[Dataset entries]

-.-.-

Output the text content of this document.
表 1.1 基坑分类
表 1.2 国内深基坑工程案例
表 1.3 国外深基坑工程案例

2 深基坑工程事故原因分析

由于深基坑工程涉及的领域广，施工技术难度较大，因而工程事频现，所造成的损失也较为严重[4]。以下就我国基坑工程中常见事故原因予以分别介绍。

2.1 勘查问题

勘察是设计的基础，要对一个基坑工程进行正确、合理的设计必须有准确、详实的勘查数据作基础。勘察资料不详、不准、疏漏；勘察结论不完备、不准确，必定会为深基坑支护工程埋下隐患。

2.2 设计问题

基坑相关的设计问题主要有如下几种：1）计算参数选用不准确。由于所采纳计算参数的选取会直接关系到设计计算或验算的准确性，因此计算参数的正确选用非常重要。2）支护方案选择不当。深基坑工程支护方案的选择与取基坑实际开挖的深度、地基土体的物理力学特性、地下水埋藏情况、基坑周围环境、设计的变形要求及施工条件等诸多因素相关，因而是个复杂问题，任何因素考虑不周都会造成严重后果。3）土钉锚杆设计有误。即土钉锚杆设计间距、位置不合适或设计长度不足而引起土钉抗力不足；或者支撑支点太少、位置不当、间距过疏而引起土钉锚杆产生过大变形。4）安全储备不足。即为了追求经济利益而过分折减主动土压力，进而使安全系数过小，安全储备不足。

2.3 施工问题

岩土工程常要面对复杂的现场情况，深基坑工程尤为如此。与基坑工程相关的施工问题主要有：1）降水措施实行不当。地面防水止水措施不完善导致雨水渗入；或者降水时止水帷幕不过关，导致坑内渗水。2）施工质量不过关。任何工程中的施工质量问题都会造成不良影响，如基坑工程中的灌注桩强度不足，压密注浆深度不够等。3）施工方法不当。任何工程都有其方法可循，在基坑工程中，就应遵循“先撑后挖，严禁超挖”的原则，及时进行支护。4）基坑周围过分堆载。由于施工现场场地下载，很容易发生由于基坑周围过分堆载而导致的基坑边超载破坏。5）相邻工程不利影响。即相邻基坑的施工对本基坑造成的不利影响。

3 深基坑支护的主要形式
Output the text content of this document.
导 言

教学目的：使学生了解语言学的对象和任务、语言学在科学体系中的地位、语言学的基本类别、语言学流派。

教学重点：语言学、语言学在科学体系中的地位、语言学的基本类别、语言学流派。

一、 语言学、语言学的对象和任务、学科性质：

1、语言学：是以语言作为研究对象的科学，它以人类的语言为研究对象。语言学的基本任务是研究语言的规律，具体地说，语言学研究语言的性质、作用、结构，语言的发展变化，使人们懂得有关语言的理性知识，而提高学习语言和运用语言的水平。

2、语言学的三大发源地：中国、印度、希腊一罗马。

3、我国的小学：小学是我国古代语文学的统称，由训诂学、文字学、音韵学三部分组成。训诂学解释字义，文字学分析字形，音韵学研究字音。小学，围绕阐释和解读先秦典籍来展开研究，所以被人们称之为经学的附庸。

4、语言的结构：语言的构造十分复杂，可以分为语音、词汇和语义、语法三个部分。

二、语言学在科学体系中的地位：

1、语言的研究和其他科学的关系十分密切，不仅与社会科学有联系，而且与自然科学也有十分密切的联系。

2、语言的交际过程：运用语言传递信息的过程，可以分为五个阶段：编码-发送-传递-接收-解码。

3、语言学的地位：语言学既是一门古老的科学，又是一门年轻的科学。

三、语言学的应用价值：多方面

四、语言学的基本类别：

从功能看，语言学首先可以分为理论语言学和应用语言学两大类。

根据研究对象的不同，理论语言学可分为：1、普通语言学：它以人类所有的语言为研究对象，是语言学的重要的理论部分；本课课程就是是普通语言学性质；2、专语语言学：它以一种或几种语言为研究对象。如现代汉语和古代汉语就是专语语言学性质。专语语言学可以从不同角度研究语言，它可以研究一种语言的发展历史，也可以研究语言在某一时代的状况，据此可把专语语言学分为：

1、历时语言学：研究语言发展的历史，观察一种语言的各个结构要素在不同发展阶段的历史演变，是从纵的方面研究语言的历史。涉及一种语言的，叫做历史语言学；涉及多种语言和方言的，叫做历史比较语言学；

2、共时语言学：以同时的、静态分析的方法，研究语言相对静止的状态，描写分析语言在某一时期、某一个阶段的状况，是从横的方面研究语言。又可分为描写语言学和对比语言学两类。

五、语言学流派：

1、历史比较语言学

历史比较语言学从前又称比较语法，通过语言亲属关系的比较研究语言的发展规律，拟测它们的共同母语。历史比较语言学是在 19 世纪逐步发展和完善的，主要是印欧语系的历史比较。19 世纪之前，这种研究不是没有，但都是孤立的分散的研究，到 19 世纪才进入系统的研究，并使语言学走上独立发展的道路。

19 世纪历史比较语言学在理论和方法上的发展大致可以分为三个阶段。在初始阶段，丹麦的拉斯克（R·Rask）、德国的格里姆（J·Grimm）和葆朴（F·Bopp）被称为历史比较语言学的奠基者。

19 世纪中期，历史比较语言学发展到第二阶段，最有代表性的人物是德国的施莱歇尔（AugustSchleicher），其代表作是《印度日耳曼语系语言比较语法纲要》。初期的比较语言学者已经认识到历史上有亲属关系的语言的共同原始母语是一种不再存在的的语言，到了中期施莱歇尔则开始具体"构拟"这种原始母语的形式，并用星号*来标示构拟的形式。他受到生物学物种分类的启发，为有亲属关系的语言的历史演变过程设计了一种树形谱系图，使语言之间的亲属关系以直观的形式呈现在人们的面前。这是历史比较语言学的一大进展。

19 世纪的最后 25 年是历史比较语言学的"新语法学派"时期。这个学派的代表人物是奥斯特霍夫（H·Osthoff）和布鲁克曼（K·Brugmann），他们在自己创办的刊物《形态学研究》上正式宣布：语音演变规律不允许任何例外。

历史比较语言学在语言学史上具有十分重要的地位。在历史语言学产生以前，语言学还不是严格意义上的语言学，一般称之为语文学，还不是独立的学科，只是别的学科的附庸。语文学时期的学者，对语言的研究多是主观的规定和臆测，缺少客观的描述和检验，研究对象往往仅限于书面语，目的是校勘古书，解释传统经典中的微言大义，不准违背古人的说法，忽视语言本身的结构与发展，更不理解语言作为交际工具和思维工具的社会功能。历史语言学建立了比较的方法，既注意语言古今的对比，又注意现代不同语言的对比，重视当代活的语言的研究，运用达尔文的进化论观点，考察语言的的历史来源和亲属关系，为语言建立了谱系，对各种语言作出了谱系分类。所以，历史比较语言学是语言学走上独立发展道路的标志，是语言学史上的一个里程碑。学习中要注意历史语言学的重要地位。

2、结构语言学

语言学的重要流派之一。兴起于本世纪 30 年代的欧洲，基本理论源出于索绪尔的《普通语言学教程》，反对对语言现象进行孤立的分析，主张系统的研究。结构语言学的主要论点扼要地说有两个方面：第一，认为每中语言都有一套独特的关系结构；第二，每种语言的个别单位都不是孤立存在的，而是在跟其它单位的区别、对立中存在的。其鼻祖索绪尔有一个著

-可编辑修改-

-.-.-

§ **TASK TO COMPLETE**:
List every line in the records above that contains the word "语言学流派".

§ **TASK ANSWER**:
教学目的：使学生了解语言学的对象和任务、语言学在科学体系中的地位、语言学的基本类别、语言学流派。
教学重点：语言学、语言学在科学体系中的地位、语言学的基本类别、语言学流派。
五、语言学流派：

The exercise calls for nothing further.